EXERCISE DETAILS: Reproduce each line of the listing exactly.

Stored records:
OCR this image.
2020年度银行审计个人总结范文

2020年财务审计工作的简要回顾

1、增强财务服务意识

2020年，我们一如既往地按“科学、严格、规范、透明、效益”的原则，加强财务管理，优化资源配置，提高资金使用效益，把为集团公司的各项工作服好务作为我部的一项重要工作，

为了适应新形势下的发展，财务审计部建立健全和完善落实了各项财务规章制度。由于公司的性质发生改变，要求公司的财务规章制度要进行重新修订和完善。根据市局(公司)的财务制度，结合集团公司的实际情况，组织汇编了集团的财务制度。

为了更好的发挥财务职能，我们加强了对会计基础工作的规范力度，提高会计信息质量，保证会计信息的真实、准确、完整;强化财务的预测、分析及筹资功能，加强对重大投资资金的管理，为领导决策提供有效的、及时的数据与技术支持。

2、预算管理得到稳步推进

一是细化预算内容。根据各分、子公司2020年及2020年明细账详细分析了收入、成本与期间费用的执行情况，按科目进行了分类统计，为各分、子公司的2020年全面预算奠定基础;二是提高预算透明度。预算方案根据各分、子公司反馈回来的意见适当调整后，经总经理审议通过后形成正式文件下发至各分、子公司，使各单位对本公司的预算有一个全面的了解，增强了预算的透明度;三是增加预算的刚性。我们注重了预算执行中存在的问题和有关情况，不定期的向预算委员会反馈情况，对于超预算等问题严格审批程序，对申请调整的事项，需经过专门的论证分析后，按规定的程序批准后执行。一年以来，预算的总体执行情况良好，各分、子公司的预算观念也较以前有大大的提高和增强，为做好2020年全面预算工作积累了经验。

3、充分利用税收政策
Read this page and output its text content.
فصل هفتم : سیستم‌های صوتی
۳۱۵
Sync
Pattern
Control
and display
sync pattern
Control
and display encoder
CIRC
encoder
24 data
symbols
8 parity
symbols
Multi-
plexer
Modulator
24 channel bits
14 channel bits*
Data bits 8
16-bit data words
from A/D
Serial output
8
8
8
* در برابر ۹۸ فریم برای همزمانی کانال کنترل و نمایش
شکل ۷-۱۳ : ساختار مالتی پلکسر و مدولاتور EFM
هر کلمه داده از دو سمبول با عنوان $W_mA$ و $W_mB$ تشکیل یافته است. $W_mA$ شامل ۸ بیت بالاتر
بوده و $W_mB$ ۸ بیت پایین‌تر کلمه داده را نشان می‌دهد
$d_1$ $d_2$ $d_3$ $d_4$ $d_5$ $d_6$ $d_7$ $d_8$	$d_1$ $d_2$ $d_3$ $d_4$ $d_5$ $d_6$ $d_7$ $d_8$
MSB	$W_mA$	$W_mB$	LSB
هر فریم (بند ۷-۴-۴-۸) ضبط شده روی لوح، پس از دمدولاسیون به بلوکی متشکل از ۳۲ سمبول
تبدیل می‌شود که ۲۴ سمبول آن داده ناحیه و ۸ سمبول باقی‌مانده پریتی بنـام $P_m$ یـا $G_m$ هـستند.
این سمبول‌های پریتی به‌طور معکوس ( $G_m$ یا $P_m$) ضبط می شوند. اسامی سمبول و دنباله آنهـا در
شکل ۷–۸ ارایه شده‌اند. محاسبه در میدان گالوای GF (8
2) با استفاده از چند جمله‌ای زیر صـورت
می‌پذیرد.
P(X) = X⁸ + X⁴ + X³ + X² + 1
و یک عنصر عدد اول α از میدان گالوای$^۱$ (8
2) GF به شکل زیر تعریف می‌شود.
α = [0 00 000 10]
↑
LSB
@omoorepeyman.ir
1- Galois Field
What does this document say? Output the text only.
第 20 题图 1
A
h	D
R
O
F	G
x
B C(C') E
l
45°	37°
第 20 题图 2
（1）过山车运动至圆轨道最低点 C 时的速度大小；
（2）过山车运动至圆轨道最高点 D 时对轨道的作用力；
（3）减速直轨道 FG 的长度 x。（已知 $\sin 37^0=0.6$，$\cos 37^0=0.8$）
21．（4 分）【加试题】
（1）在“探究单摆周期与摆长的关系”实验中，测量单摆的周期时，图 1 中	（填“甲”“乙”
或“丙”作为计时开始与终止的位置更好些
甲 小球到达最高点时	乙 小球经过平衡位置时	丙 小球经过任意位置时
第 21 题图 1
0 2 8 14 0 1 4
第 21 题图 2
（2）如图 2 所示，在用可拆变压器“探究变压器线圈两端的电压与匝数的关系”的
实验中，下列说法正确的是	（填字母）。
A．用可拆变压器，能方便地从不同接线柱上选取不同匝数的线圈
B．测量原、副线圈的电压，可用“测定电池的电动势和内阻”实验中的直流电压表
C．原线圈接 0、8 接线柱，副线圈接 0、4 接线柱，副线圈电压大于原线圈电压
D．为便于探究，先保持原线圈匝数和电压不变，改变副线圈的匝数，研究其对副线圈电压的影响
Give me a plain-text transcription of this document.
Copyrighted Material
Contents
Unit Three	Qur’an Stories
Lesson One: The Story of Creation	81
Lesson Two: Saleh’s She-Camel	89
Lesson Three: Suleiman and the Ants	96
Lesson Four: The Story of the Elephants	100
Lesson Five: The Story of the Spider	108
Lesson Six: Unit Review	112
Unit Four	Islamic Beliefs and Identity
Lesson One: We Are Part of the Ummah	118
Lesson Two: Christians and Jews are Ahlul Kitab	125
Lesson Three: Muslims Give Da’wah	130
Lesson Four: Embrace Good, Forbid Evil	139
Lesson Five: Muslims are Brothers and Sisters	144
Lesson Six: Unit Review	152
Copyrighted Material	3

WRITTEN RESPONSE:
OCR this image.
2020年度银行审计个人总结范文

2020年财务审计工作的简要回顾

1、增强财务服务意识

2020年，我们一如既往地按“科学、严格、规范、透明、效益”的原则，加强财务管理，优化资源配置，提高资金使用效益，把为集团公司的各项工作服好务作为我部的一项重要工作，

为了适应新形势下的发展，财务审计部建立健全和完善落实了各项财务规章制度。由于公司的性质发生改变，要求公司的财务规章制度要进行重新修订和完善。根据市局(公司)的财务制度，结合集团公司的实际情况，组织汇编了集团的财务制度。

为了更好的发挥财务职能，我们加强了对会计基础工作的规范力度，提高会计信息质量，保证会计信息的真实、准确、完整;强化财务的预测、分析及筹资功能，加强对重大投资资金的管理，为领导决策提供有效的、及时的数据与技术支持。

2、预算管理得到稳步推进

一是细化预算内容。根据各分、子公司2020年及2020年明细账详细分析了收入、成本与期间费用的执行情况，按科目进行了分类统计，为各分、子公司的2020年全面预算奠定基础;二是提高预算透明度。预算方案根据各分、子公司反馈回来的意见适当调整后，经总经理审议通过后形成正式文件下发至各分、子公司，使各单位对本公司的预算有一个全面的了解，增强了预算的透明度;三是增加预算的刚性。我们注重了预算执行中存在的问题和有关情况，不定期的向预算委员会反馈情况，对于超预算等问题严格审批程序，对申请调整的事项，需经过专门的论证分析后，按规定的程序批准后执行。一年以来，预算的总体执行情况良好，各分、子公司的预算观念也较以前有大大的提高和增强，为做好2020年全面预算工作积累了经验。

3、充分利用税收政策
Read this page and output its text content.
فصل هفتم : سیستم‌های صوتی
۳۱۵
Sync
Pattern
Control
and display
sync pattern
Control
and display encoder
CIRC
encoder
24 data
symbols
8 parity
symbols
Multi-
plexer
Modulator
24 channel bits
14 channel bits*
Data bits 8
16-bit data words
from A/D
Serial output
8
8
8
* در برابر ۹۸ فریم برای همزمانی کانال کنترل و نمایش
شکل ۷-۱۳ : ساختار مالتی پلکسر و مدولاتور EFM
هر کلمه داده از دو سمبول با عنوان $W_mA$ و $W_mB$ تشکیل یافته است. $W_mA$ شامل ۸ بیت بالاتر
بوده و $W_mB$ ۸ بیت پایین‌تر کلمه داده را نشان می‌دهد
$d_1$ $d_2$ $d_3$ $d_4$ $d_5$ $d_6$ $d_7$ $d_8$	$d_1$ $d_2$ $d_3$ $d_4$ $d_5$ $d_6$ $d_7$ $d_8$
MSB	$W_mA$	$W_mB$	LSB
هر فریم (بند ۷-۴-۴-۸) ضبط شده روی لوح، پس از دمدولاسیون به بلوکی متشکل از ۳۲ سمبول
تبدیل می‌شود که ۲۴ سمبول آن داده ناحیه و ۸ سمبول باقی‌مانده پریتی بنـام $P_m$ یـا $G_m$ هـستند.
این سمبول‌های پریتی به‌طور معکوس ( $G_m$ یا $P_m$) ضبط می شوند. اسامی سمبول و دنباله آنهـا در
شکل ۷–۸ ارایه شده‌اند. محاسبه در میدان گالوای GF (8
2) با استفاده از چند جمله‌ای زیر صـورت
می‌پذیرد.
P(X) = X⁸ + X⁴ + X³ + X² + 1
و یک عنصر عدد اول α از میدان گالوای$^۱$ (8
2) GF به شکل زیر تعریف می‌شود.
α = [0 00 000 10]
↑
LSB
@omoorepeyman.ir
1- Galois Field
What does this document say? Output the text only.
第 20 题图 1
A
h	D
R
O
F	G
x
B C(C') E
l
45°	37°
第 20 题图 2
（1）过山车运动至圆轨道最低点 C 时的速度大小；
（2）过山车运动至圆轨道最高点 D 时对轨道的作用力；
（3）减速直轨道 FG 的长度 x。（已知 $\sin 37^0=0.6$，$\cos 37^0=0.8$）
21．（4 分）【加试题】
（1）在“探究单摆周期与摆长的关系”实验中，测量单摆的周期时，图 1 中	（填“甲”“乙”
或“丙”作为计时开始与终止的位置更好些
甲 小球到达最高点时	乙 小球经过平衡位置时	丙 小球经过任意位置时
第 21 题图 1
0 2 8 14 0 1 4
第 21 题图 2
（2）如图 2 所示，在用可拆变压器“探究变压器线圈两端的电压与匝数的关系”的
实验中，下列说法正确的是	（填字母）。
A．用可拆变压器，能方便地从不同接线柱上选取不同匝数的线圈
B．测量原、副线圈的电压，可用“测定电池的电动势和内阻”实验中的直流电压表
C．原线圈接 0、8 接线柱，副线圈接 0、4 接线柱，副线圈电压大于原线圈电压
D．为便于探究，先保持原线圈匝数和电压不变，改变副线圈的匝数，研究其对副线圈电压的影响
Give me a plain-text transcription of this document.
Copyrighted Material
Contents
Unit Three	Qur’an Stories
Lesson One: The Story of Creation	81
Lesson Two: Saleh’s She-Camel	89
Lesson Three: Suleiman and the Ants	96
Lesson Four: The Story of the Elephants	100
Lesson Five: The Story of the Spider	108
Lesson Six: Unit Review	112
Unit Four	Islamic Beliefs and Identity
Lesson One: We Are Part of the Ummah	118
Lesson Two: Christians and Jews are Ahlul Kitab	125
Lesson Three: Muslims Give Da’wah	130
Lesson Four: Embrace Good, Forbid Evil	139
Lesson Five: Muslims are Brothers and Sisters	144
Lesson Six: Unit Review	152
Copyrighted Material	3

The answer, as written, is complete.